Items from an interface collection
################
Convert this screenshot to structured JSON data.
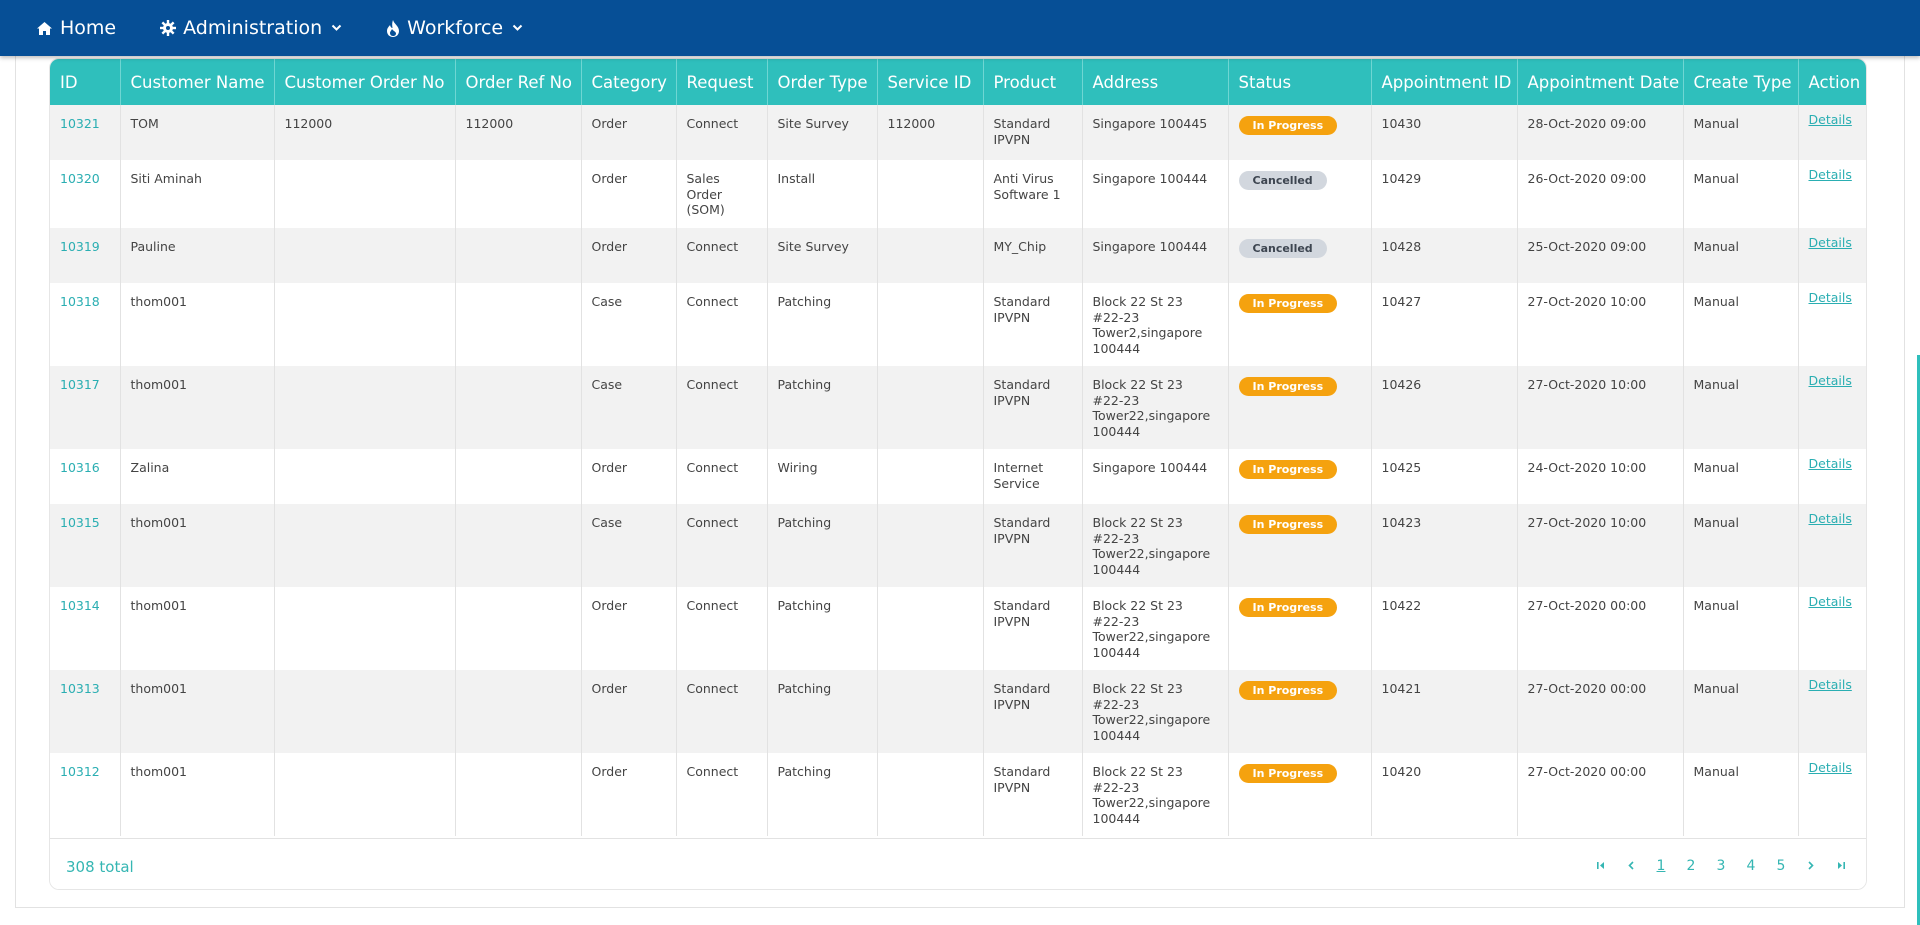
{
  "nav": {
    "home": "Home",
    "administration": "Administration",
    "workforce": "Workforce"
  },
  "table": {
    "headers": [
      "ID",
      "Customer Name",
      "Customer Order No",
      "Order Ref No",
      "Category",
      "Request",
      "Order Type",
      "Service ID",
      "Product",
      "Address",
      "Status",
      "Appointment ID",
      "Appointment Date",
      "Create Type",
      "Action"
    ],
    "rows": [
      {
        "id": "10321",
        "customer": "TOM",
        "custOrder": "112000",
        "orderRef": "112000",
        "category": "Order",
        "request": "Connect",
        "orderType": "Site Survey",
        "serviceId": "112000",
        "product": "Standard IPVPN",
        "address": "Singapore 100445",
        "status": "In Progress",
        "apptId": "10430",
        "apptDate": "28-Oct-2020 09:00",
        "createType": "Manual",
        "action": "Details"
      },
      {
        "id": "10320",
        "customer": "Siti Aminah",
        "custOrder": "",
        "orderRef": "",
        "category": "Order",
        "request": "Sales Order (SOM)",
        "orderType": "Install",
        "serviceId": "",
        "product": "Anti Virus Software 1",
        "address": "Singapore 100444",
        "status": "Cancelled",
        "apptId": "10429",
        "apptDate": "26-Oct-2020 09:00",
        "createType": "Manual",
        "action": "Details"
      },
      {
        "id": "10319",
        "customer": "Pauline",
        "custOrder": "",
        "orderRef": "",
        "category": "Order",
        "request": "Connect",
        "orderType": "Site Survey",
        "serviceId": "",
        "product": "MY_Chip",
        "address": "Singapore 100444",
        "status": "Cancelled",
        "apptId": "10428",
        "apptDate": "25-Oct-2020 09:00",
        "createType": "Manual",
        "action": "Details"
      },
      {
        "id": "10318",
        "customer": "thom001",
        "custOrder": "",
        "orderRef": "",
        "category": "Case",
        "request": "Connect",
        "orderType": "Patching",
        "serviceId": "",
        "product": "Standard IPVPN",
        "address": "Block 22 St 23 #22-23 Tower2,singapore 100444",
        "status": "In Progress",
        "apptId": "10427",
        "apptDate": "27-Oct-2020 10:00",
        "createType": "Manual",
        "action": "Details"
      },
      {
        "id": "10317",
        "customer": "thom001",
        "custOrder": "",
        "orderRef": "",
        "category": "Case",
        "request": "Connect",
        "orderType": "Patching",
        "serviceId": "",
        "product": "Standard IPVPN",
        "address": "Block 22 St 23 #22-23 Tower22,singapore 100444",
        "status": "In Progress",
        "apptId": "10426",
        "apptDate": "27-Oct-2020 10:00",
        "createType": "Manual",
        "action": "Details"
      },
      {
        "id": "10316",
        "customer": "Zalina",
        "custOrder": "",
        "orderRef": "",
        "category": "Order",
        "request": "Connect",
        "orderType": "Wiring",
        "serviceId": "",
        "product": "Internet Service",
        "address": "Singapore 100444",
        "status": "In Progress",
        "apptId": "10425",
        "apptDate": "24-Oct-2020 10:00",
        "createType": "Manual",
        "action": "Details"
      },
      {
        "id": "10315",
        "customer": "thom001",
        "custOrder": "",
        "orderRef": "",
        "category": "Case",
        "request": "Connect",
        "orderType": "Patching",
        "serviceId": "",
        "product": "Standard IPVPN",
        "address": "Block 22 St 23 #22-23 Tower22,singapore 100444",
        "status": "In Progress",
        "apptId": "10423",
        "apptDate": "27-Oct-2020 10:00",
        "createType": "Manual",
        "action": "Details"
      },
      {
        "id": "10314",
        "customer": "thom001",
        "custOrder": "",
        "orderRef": "",
        "category": "Order",
        "request": "Connect",
        "orderType": "Patching",
        "serviceId": "",
        "product": "Standard IPVPN",
        "address": "Block 22 St 23 #22-23 Tower22,singapore 100444",
        "status": "In Progress",
        "apptId": "10422",
        "apptDate": "27-Oct-2020 00:00",
        "createType": "Manual",
        "action": "Details"
      },
      {
        "id": "10313",
        "customer": "thom001",
        "custOrder": "",
        "orderRef": "",
        "category": "Order",
        "request": "Connect",
        "orderType": "Patching",
        "serviceId": "",
        "product": "Standard IPVPN",
        "address": "Block 22 St 23 #22-23 Tower22,singapore 100444",
        "status": "In Progress",
        "apptId": "10421",
        "apptDate": "27-Oct-2020 00:00",
        "createType": "Manual",
        "action": "Details"
      },
      {
        "id": "10312",
        "customer": "thom001",
        "custOrder": "",
        "orderRef": "",
        "category": "Order",
        "request": "Connect",
        "orderType": "Patching",
        "serviceId": "",
        "product": "Standard IPVPN",
        "address": "Block 22 St 23 #22-23 Tower22,singapore 100444",
        "status": "In Progress",
        "apptId": "10420",
        "apptDate": "27-Oct-2020 00:00",
        "createType": "Manual",
        "action": "Details"
      }
    ]
  },
  "footer": {
    "total": "308 total",
    "pages": [
      "1",
      "2",
      "3",
      "4",
      "5"
    ],
    "current_page": "1"
  },
  "colors": {
    "nav_bg": "#064f96",
    "header_bg": "#2fbfbc",
    "in_progress": "#f5a20f",
    "cancelled": "#d2d7de",
    "link": "#2aaeb2"
  },
  "icons": {
    "home": "home-icon",
    "administration": "gear-icon",
    "workforce": "flame-icon"
  }
}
################
Task to carry out: Omit all images when repeating the data above exactly.

Response box:
Convert this screenshot to structured JSON data.
{
  "nav": {
    "home": "Home",
    "administration": "Administration",
    "workforce": "Workforce"
  },
  "table": {
    "headers": [
      "ID",
      "Customer Name",
      "Customer Order No",
      "Order Ref No",
      "Category",
      "Request",
      "Order Type",
      "Service ID",
      "Product",
      "Address",
      "Status",
      "Appointment ID",
      "Appointment Date",
      "Create Type",
      "Action"
    ],
    "rows": [
      {
        "id": "10321",
        "customer": "TOM",
        "custOrder": "112000",
        "orderRef": "112000",
        "category": "Order",
        "request": "Connect",
        "orderType": "Site Survey",
        "serviceId": "112000",
        "product": "Standard IPVPN",
        "address": "Singapore 100445",
        "status": "In Progress",
        "apptId": "10430",
        "apptDate": "28-Oct-2020 09:00",
        "createType": "Manual",
        "action": "Details"
      },
      {
        "id": "10320",
        "customer": "Siti Aminah",
        "custOrder": "",
        "orderRef": "",
        "category": "Order",
        "request": "Sales Order (SOM)",
        "orderType": "Install",
        "serviceId": "",
        "product": "Anti Virus Software 1",
        "address": "Singapore 100444",
        "status": "Cancelled",
        "apptId": "10429",
        "apptDate": "26-Oct-2020 09:00",
        "createType": "Manual",
        "action": "Details"
      },
      {
        "id": "10319",
        "customer": "Pauline",
        "custOrder": "",
        "orderRef": "",
        "category": "Order",
        "request": "Connect",
        "orderType": "Site Survey",
        "serviceId": "",
        "product": "MY_Chip",
        "address": "Singapore 100444",
        "status": "Cancelled",
        "apptId": "10428",
        "apptDate": "25-Oct-2020 09:00",
        "createType": "Manual",
        "action": "Details"
      },
      {
        "id": "10318",
        "customer": "thom001",
        "custOrder": "",
        "orderRef": "",
        "category": "Case",
        "request": "Connect",
        "orderType": "Patching",
        "serviceId": "",
        "product": "Standard IPVPN",
        "address": "Block 22 St 23 #22-23 Tower2,singapore 100444",
        "status": "In Progress",
        "apptId": "10427",
        "apptDate": "27-Oct-2020 10:00",
        "createType": "Manual",
        "action": "Details"
      },
      {
        "id": "10317",
        "customer": "thom001",
        "custOrder": "",
        "orderRef": "",
        "category": "Case",
        "request": "Connect",
        "orderType": "Patching",
        "serviceId": "",
        "product": "Standard IPVPN",
        "address": "Block 22 St 23 #22-23 Tower22,singapore 100444",
        "status": "In Progress",
        "apptId": "10426",
        "apptDate": "27-Oct-2020 10:00",
        "createType": "Manual",
        "action": "Details"
      },
      {
        "id": "10316",
        "customer": "Zalina",
        "custOrder": "",
        "orderRef": "",
        "category": "Order",
        "request": "Connect",
        "orderType": "Wiring",
        "serviceId": "",
        "product": "Internet Service",
        "address": "Singapore 100444",
        "status": "In Progress",
        "apptId": "10425",
        "apptDate": "24-Oct-2020 10:00",
        "createType": "Manual",
        "action": "Details"
      },
      {
        "id": "10315",
        "customer": "thom001",
        "custOrder": "",
        "orderRef": "",
        "category": "Case",
        "request": "Connect",
        "orderType": "Patching",
        "serviceId": "",
        "product": "Standard IPVPN",
        "address": "Block 22 St 23 #22-23 Tower22,singapore 100444",
        "status": "In Progress",
        "apptId": "10423",
        "apptDate": "27-Oct-2020 10:00",
        "createType": "Manual",
        "action": "Details"
      },
      {
        "id": "10314",
        "customer": "thom001",
        "custOrder": "",
        "orderRef": "",
        "category": "Order",
        "request": "Connect",
        "orderType": "Patching",
        "serviceId": "",
        "product": "Standard IPVPN",
        "address": "Block 22 St 23 #22-23 Tower22,singapore 100444",
        "status": "In Progress",
        "apptId": "10422",
        "apptDate": "27-Oct-2020 00:00",
        "createType": "Manual",
        "action": "Details"
      },
      {
        "id": "10313",
        "customer": "thom001",
        "custOrder": "",
        "orderRef": "",
        "category": "Order",
        "request": "Connect",
        "orderType": "Patching",
        "serviceId": "",
        "product": "Standard IPVPN",
        "address": "Block 22 St 23 #22-23 Tower22,singapore 100444",
        "status": "In Progress",
        "apptId": "10421",
        "apptDate": "27-Oct-2020 00:00",
        "createType": "Manual",
        "action": "Details"
      },
      {
        "id": "10312",
        "customer": "thom001",
        "custOrder": "",
        "orderRef": "",
        "category": "Order",
        "request": "Connect",
        "orderType": "Patching",
        "serviceId": "",
        "product": "Standard IPVPN",
        "address": "Block 22 St 23 #22-23 Tower22,singapore 100444",
        "status": "In Progress",
        "apptId": "10420",
        "apptDate": "27-Oct-2020 00:00",
        "createType": "Manual",
        "action": "Details"
      }
    ]
  },
  "footer": {
    "total": "308 total",
    "pages": [
      "1",
      "2",
      "3",
      "4",
      "5"
    ],
    "current_page": "1"
  },
  "colors": {
    "nav_bg": "#064f96",
    "header_bg": "#2fbfbc",
    "in_progress": "#f5a20f",
    "cancelled": "#d2d7de",
    "link": "#2aaeb2"
  },
  "icons": {
    "home": "home-icon",
    "administration": "gear-icon",
    "workforce": "flame-icon"
  }
}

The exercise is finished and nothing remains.